Task statement »
Return each line of the records holding the string "nicht".
:::::
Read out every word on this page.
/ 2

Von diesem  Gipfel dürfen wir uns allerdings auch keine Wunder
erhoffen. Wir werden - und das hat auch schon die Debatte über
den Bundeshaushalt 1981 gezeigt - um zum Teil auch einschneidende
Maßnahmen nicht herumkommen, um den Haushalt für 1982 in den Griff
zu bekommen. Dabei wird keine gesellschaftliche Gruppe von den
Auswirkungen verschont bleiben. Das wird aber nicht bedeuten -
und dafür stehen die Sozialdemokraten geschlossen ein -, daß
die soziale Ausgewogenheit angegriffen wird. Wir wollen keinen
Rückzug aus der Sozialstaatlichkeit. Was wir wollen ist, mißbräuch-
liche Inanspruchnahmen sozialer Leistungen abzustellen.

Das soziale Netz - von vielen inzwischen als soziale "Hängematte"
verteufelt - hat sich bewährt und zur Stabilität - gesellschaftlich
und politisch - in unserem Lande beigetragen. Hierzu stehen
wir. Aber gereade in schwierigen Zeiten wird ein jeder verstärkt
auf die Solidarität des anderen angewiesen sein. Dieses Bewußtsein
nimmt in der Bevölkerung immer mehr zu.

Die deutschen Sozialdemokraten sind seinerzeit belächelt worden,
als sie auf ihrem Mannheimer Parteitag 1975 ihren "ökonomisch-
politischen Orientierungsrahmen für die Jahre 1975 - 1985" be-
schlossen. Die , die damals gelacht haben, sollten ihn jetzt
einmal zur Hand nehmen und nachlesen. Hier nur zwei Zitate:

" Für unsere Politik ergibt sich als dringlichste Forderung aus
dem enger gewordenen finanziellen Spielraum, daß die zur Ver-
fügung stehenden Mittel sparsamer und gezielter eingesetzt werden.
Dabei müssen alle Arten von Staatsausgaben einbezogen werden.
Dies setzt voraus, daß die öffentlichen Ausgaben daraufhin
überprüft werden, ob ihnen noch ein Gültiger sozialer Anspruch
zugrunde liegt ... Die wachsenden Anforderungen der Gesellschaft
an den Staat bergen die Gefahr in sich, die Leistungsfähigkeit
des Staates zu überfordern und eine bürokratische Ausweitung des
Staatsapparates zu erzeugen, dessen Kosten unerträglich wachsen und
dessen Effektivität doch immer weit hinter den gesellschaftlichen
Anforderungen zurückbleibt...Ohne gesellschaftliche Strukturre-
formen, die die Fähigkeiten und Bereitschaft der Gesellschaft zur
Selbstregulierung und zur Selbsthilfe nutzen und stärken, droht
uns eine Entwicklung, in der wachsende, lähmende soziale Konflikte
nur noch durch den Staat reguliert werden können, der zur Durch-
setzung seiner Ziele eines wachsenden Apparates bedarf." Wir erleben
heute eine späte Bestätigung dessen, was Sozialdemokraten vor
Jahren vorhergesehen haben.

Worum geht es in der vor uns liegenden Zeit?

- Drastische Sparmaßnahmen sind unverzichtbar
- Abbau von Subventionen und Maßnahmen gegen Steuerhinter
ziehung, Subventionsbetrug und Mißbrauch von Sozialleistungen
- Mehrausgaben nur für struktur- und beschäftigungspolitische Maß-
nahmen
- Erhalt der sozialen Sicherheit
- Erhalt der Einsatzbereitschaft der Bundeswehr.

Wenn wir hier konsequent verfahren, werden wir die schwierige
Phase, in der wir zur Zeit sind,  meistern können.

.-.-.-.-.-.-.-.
:::::
Result »
Maßnahmen nicht herumkommen, um den Haushalt für 1982 in den Griff
Auswirkungen verschont bleiben. Das wird aber nicht bedeuten -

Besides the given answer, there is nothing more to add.